= Raw data =
== == ==
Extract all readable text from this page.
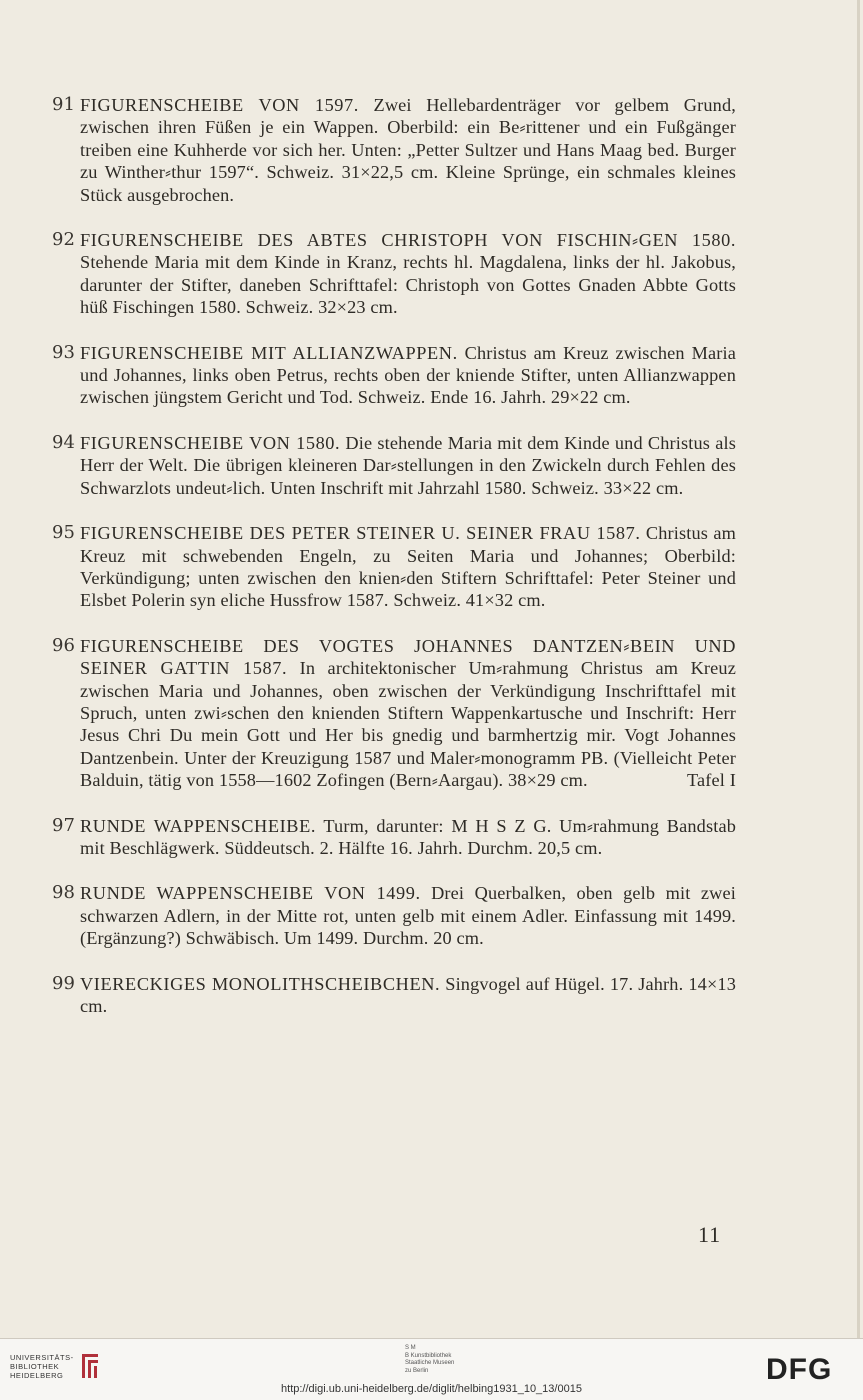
91 FIGURENSCHEIBE VON 1597. Zwei Hellebardenträger vor gelbem Grund, zwischen ihren Füßen je ein Wappen. Oberbild: ein Be⸗rittener und ein Fußgänger treiben eine Kuhherde vor sich her. Unten: „Petter Sultzer und Hans Maag bed. Burger zu Winther⸗thur 1597“. Schweiz. 31×22,5 cm. Kleine Sprünge, ein schmales kleines Stück ausgebrochen.
92 FIGURENSCHEIBE DES ABTES CHRISTOPH VON FISCHIN⸗GEN 1580. Stehende Maria mit dem Kinde in Kranz, rechts hl. Magdalena, links der hl. Jakobus, darunter der Stifter, daneben Schrifttafel: Christoph von Gottes Gnaden Abbte Gotts hüß Fischingen 1580. Schweiz. 32×23 cm.
93 FIGURENSCHEIBE MIT ALLIANZWAPPEN. Christus am Kreuz zwischen Maria und Johannes, links oben Petrus, rechts oben der kniende Stifter, unten Allianzwappen zwischen jüngstem Gericht und Tod. Schweiz. Ende 16. Jahrh. 29×22 cm.
94 FIGURENSCHEIBE VON 1580. Die stehende Maria mit dem Kinde und Christus als Herr der Welt. Die übrigen kleineren Dar⸗stellungen in den Zwickeln durch Fehlen des Schwarzlots undeut⸗lich. Unten Inschrift mit Jahrzahl 1580. Schweiz. 33×22 cm.
95 FIGURENSCHEIBE DES PETER STEINER U. SEINER FRAU 1587. Christus am Kreuz mit schwebenden Engeln, zu Seiten Maria und Johannes; Oberbild: Verkündigung; unten zwischen den knien⸗den Stiftern Schrifttafel: Peter Steiner und Elsbet Polerin syn eliche Hussfrow 1587. Schweiz. 41×32 cm.
96 FIGURENSCHEIBE DES VOGTES JOHANNES DANTZEN⸗BEIN UND SEINER GATTIN 1587. In architektonischer Um⸗rahmung Christus am Kreuz zwischen Maria und Johannes, oben zwischen der Verkündigung Inschrifttafel mit Spruch, unten zwi⸗schen den knienden Stiftern Wappenkartusche und Inschrift: Herr Jesus Chri Du mein Gott und Her bis gnedig und barmhertzig mir. Vogt Johannes Dantzenbein. Unter der Kreuzigung 1587 und Maler⸗monogramm PB. (Vielleicht Peter Balduin, tätig von 1558—1602 Zofingen (Bern⸗Aargau). 38×29 cm.	Tafel I
97 RUNDE WAPPENSCHEIBE. Turm, darunter: M H S Z G. Um⸗rahmung Bandstab mit Beschlägwerk. Süddeutsch. 2. Hälfte 16. Jahrh. Durchm. 20,5 cm.
98 RUNDE WAPPENSCHEIBE VON 1499. Drei Querbalken, oben gelb mit zwei schwarzen Adlern, in der Mitte rot, unten gelb mit einem Adler. Einfassung mit 1499. (Ergänzung?) Schwäbisch. Um 1499. Durchm. 20 cm.
99 VIERECKIGES MONOLITHSCHEIBCHEN. Singvogel auf Hügel. 17. Jahrh. 14×13 cm.
11
UNIVERSITÄTS-
BIBLIOTHEK
HEIDELBERG
S M
B Kunstbibliothek
Staatliche Museen
zu Berlin	DFG
http://digi.ub.uni-heidelberg.de/diglit/helbing1931_10_13/0015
== == ==
= Task brief =
Copy out all the entries exactly. Images stay out of the copy.

= Solution =
Extract all readable text from this page.
91 FIGURENSCHEIBE VON 1597. Zwei Hellebardenträger vor gelbem Grund, zwischen ihren Füßen je ein Wappen. Oberbild: ein Be⸗rittener und ein Fußgänger treiben eine Kuhherde vor sich her. Unten: „Petter Sultzer und Hans Maag bed. Burger zu Winther⸗thur 1597“. Schweiz. 31×22,5 cm. Kleine Sprünge, ein schmales kleines Stück ausgebrochen.
92 FIGURENSCHEIBE DES ABTES CHRISTOPH VON FISCHIN⸗GEN 1580. Stehende Maria mit dem Kinde in Kranz, rechts hl. Magdalena, links der hl. Jakobus, darunter der Stifter, daneben Schrifttafel: Christoph von Gottes Gnaden Abbte Gotts hüß Fischingen 1580. Schweiz. 32×23 cm.
93 FIGURENSCHEIBE MIT ALLIANZWAPPEN. Christus am Kreuz zwischen Maria und Johannes, links oben Petrus, rechts oben der kniende Stifter, unten Allianzwappen zwischen jüngstem Gericht und Tod. Schweiz. Ende 16. Jahrh. 29×22 cm.
94 FIGURENSCHEIBE VON 1580. Die stehende Maria mit dem Kinde und Christus als Herr der Welt. Die übrigen kleineren Dar⸗stellungen in den Zwickeln durch Fehlen des Schwarzlots undeut⸗lich. Unten Inschrift mit Jahrzahl 1580. Schweiz. 33×22 cm.
95 FIGURENSCHEIBE DES PETER STEINER U. SEINER FRAU 1587. Christus am Kreuz mit schwebenden Engeln, zu Seiten Maria und Johannes; Oberbild: Verkündigung; unten zwischen den knien⸗den Stiftern Schrifttafel: Peter Steiner und Elsbet Polerin syn eliche Hussfrow 1587. Schweiz. 41×32 cm.
96 FIGURENSCHEIBE DES VOGTES JOHANNES DANTZEN⸗BEIN UND SEINER GATTIN 1587. In architektonischer Um⸗rahmung Christus am Kreuz zwischen Maria und Johannes, oben zwischen der Verkündigung Inschrifttafel mit Spruch, unten zwi⸗schen den knienden Stiftern Wappenkartusche und Inschrift: Herr Jesus Chri Du mein Gott und Her bis gnedig und barmhertzig mir. Vogt Johannes Dantzenbein. Unter der Kreuzigung 1587 und Maler⸗monogramm PB. (Vielleicht Peter Balduin, tätig von 1558—1602 Zofingen (Bern⸗Aargau). 38×29 cm.	Tafel I
97 RUNDE WAPPENSCHEIBE. Turm, darunter: M H S Z G. Um⸗rahmung Bandstab mit Beschlägwerk. Süddeutsch. 2. Hälfte 16. Jahrh. Durchm. 20,5 cm.
98 RUNDE WAPPENSCHEIBE VON 1499. Drei Querbalken, oben gelb mit zwei schwarzen Adlern, in der Mitte rot, unten gelb mit einem Adler. Einfassung mit 1499. (Ergänzung?) Schwäbisch. Um 1499. Durchm. 20 cm.
99 VIERECKIGES MONOLITHSCHEIBCHEN. Singvogel auf Hügel. 17. Jahrh. 14×13 cm.
11
UNIVERSITÄTS-
BIBLIOTHEK
HEIDELBERG
S M
B Kunstbibliothek
Staatliche Museen
zu Berlin	DFG
http://digi.ub.uni-heidelberg.de/diglit/helbing1931_10_13/0015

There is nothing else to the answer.